──────── TEXTE PROPOSÉ

L’ex Yougoslavie, de par son histoire récente, est encore dans les mémoires collectives, associée au conflit. Cependant, beaucoup de choses ont changé depuis la fin de la guerre.
Remarque: cet article est basé sur mon expérience, forcément subjective et limitée dans le temps, ainsi que sur les discussions que j’ai pu avoir avec les personnes que j’ai rencontrées. Loin de représenter un panel valable, il s’agit principalement de jeunes de ma génération, mais aussi des plus agés, issus des (seulement) 3 pays de l’ex Yougoslavie que j’ai traversé.
Les mines
On m’avait beaucoup prévenu à propos des mines, de faire attention à où je mettais les pieds et plantais la tente. Dans les années qui ont suivi le conflit, plusieurs personnes chaque année subissaient les explosions de ces engins vicieux pour les populations. Puis le rythme s’est ralenti, et aujourd’hui il s’agit de moins d’une explosion involontaire par an, souvent un agriculteur. Les zones minées sont toutes délimitées par des panneaux, mais je n’en ai même pas vu un seul.
Les chiens
Idem que pour les mines, on m’avait dit de faire attention aux meutes de chiens errants. Je n’a pas vu une seule meute, ni même un seul chien errant avant la Serbie.

────────────────
──────── BLOC DE DONNÉES

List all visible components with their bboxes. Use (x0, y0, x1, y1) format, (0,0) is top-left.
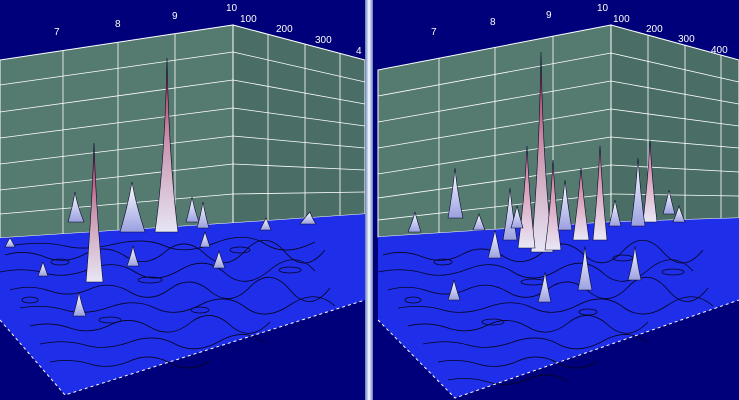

────────────────

_TRAVAIL À FAIRE_: Recopie le récit sur l’ex-Yougoslavie de « L’ex Yougoslavie, de » à « de la guerre. », en remplaçant « mémoires collectives » par « esprits ».

_SOLUTION_:
L’ex Yougoslavie, de par son histoire récente, est encore dans les esprits, associée au conflit. Cependant, beaucoup de choses ont changé depuis la fin de la guerre.